PROVIDED RECORDS -

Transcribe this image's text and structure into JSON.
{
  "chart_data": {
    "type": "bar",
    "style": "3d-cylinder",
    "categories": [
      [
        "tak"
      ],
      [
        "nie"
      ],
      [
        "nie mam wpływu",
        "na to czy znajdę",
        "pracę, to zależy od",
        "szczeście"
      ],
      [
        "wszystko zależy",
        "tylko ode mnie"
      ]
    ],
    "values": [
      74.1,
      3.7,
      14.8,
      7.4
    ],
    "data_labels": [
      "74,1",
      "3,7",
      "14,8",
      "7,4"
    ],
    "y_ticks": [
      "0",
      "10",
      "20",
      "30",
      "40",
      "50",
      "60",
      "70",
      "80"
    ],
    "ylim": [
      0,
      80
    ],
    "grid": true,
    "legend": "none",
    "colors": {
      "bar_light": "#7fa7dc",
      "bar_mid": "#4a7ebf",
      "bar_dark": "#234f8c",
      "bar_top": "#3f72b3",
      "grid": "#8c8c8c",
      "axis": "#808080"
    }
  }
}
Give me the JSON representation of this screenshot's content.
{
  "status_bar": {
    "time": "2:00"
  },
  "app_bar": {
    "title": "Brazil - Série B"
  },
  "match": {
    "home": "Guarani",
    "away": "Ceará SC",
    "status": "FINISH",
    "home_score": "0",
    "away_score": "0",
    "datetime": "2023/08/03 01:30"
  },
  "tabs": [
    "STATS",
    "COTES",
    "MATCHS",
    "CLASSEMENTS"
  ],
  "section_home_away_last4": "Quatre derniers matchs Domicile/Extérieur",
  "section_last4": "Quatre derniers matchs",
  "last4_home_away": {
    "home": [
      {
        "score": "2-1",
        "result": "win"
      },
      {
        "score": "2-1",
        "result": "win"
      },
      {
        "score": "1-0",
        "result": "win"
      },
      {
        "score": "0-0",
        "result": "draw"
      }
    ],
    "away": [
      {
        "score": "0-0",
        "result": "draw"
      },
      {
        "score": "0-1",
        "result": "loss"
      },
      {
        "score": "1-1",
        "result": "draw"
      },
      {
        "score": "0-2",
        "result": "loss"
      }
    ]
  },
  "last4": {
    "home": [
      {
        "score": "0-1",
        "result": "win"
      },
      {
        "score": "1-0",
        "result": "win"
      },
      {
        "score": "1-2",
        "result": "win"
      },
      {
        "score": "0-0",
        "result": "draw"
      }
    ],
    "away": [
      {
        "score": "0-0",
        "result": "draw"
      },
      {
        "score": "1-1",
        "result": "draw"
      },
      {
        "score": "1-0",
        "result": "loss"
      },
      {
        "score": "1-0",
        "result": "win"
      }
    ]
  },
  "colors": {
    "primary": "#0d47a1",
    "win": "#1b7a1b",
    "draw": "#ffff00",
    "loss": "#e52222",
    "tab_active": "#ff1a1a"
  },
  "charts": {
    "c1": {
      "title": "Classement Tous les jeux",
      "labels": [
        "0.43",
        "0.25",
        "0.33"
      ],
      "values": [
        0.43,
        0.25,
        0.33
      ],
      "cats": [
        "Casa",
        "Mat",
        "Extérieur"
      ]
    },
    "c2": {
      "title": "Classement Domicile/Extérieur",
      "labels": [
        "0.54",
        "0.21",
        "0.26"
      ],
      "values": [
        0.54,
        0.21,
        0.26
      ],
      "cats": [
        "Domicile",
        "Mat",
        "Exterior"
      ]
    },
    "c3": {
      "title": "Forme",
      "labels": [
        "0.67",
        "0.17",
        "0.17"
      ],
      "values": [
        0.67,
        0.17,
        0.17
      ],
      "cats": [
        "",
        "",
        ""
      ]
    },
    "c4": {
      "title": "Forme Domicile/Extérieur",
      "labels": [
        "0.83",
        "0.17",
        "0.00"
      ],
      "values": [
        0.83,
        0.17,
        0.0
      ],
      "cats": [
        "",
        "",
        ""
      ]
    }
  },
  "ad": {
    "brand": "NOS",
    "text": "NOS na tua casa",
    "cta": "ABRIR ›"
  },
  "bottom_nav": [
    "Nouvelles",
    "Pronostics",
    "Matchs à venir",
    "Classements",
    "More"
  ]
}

WRITTEN REQUEST - Reproduce the material exactly, with every line intact.

WORKED SOLUTION -
Transcribe this image's text and structure into JSON.
{
  "chart_data": {
    "type": "bar",
    "style": "3d-cylinder",
    "categories": [
      [
        "tak"
      ],
      [
        "nie"
      ],
      [
        "nie mam wpływu",
        "na to czy znajdę",
        "pracę, to zależy od",
        "szczeście"
      ],
      [
        "wszystko zależy",
        "tylko ode mnie"
      ]
    ],
    "values": [
      74.1,
      3.7,
      14.8,
      7.4
    ],
    "data_labels": [
      "74,1",
      "3,7",
      "14,8",
      "7,4"
    ],
    "y_ticks": [
      "0",
      "10",
      "20",
      "30",
      "40",
      "50",
      "60",
      "70",
      "80"
    ],
    "ylim": [
      0,
      80
    ],
    "grid": true,
    "legend": "none",
    "colors": {
      "bar_light": "#7fa7dc",
      "bar_mid": "#4a7ebf",
      "bar_dark": "#234f8c",
      "bar_top": "#3f72b3",
      "grid": "#8c8c8c",
      "axis": "#808080"
    }
  }
}
Give me the JSON representation of this screenshot's content.
{
  "status_bar": {
    "time": "2:00"
  },
  "app_bar": {
    "title": "Brazil - Série B"
  },
  "match": {
    "home": "Guarani",
    "away": "Ceará SC",
    "status": "FINISH",
    "home_score": "0",
    "away_score": "0",
    "datetime": "2023/08/03 01:30"
  },
  "tabs": [
    "STATS",
    "COTES",
    "MATCHS",
    "CLASSEMENTS"
  ],
  "section_home_away_last4": "Quatre derniers matchs Domicile/Extérieur",
  "section_last4": "Quatre derniers matchs",
  "last4_home_away": {
    "home": [
      {
        "score": "2-1",
        "result": "win"
      },
      {
        "score": "2-1",
        "result": "win"
      },
      {
        "score": "1-0",
        "result": "win"
      },
      {
        "score": "0-0",
        "result": "draw"
      }
    ],
    "away": [
      {
        "score": "0-0",
        "result": "draw"
      },
      {
        "score": "0-1",
        "result": "loss"
      },
      {
        "score": "1-1",
        "result": "draw"
      },
      {
        "score": "0-2",
        "result": "loss"
      }
    ]
  },
  "last4": {
    "home": [
      {
        "score": "0-1",
        "result": "win"
      },
      {
        "score": "1-0",
        "result": "win"
      },
      {
        "score": "1-2",
        "result": "win"
      },
      {
        "score": "0-0",
        "result": "draw"
      }
    ],
    "away": [
      {
        "score": "0-0",
        "result": "draw"
      },
      {
        "score": "1-1",
        "result": "draw"
      },
      {
        "score": "1-0",
        "result": "loss"
      },
      {
        "score": "1-0",
        "result": "win"
      }
    ]
  },
  "colors": {
    "primary": "#0d47a1",
    "win": "#1b7a1b",
    "draw": "#ffff00",
    "loss": "#e52222",
    "tab_active": "#ff1a1a"
  },
  "charts": {
    "c1": {
      "title": "Classement Tous les jeux",
      "labels": [
        "0.43",
        "0.25",
        "0.33"
      ],
      "values": [
        0.43,
        0.25,
        0.33
      ],
      "cats": [
        "Casa",
        "Mat",
        "Extérieur"
      ]
    },
    "c2": {
      "title": "Classement Domicile/Extérieur",
      "labels": [
        "0.54",
        "0.21",
        "0.26"
      ],
      "values": [
        0.54,
        0.21,
        0.26
      ],
      "cats": [
        "Domicile",
        "Mat",
        "Exterior"
      ]
    },
    "c3": {
      "title": "Forme",
      "labels": [
        "0.67",
        "0.17",
        "0.17"
      ],
      "values": [
        0.67,
        0.17,
        0.17
      ],
      "cats": [
        "",
        "",
        ""
      ]
    },
    "c4": {
      "title": "Forme Domicile/Extérieur",
      "labels": [
        "0.83",
        "0.17",
        "0.00"
      ],
      "values": [
        0.83,
        0.17,
        0.0
      ],
      "cats": [
        "",
        "",
        ""
      ]
    }
  },
  "ad": {
    "brand": "NOS",
    "text": "NOS na tua casa",
    "cta": "ABRIR ›"
  },
  "bottom_nav": [
    "Nouvelles",
    "Pronostics",
    "Matchs à venir",
    "Classements",
    "More"
  ]
}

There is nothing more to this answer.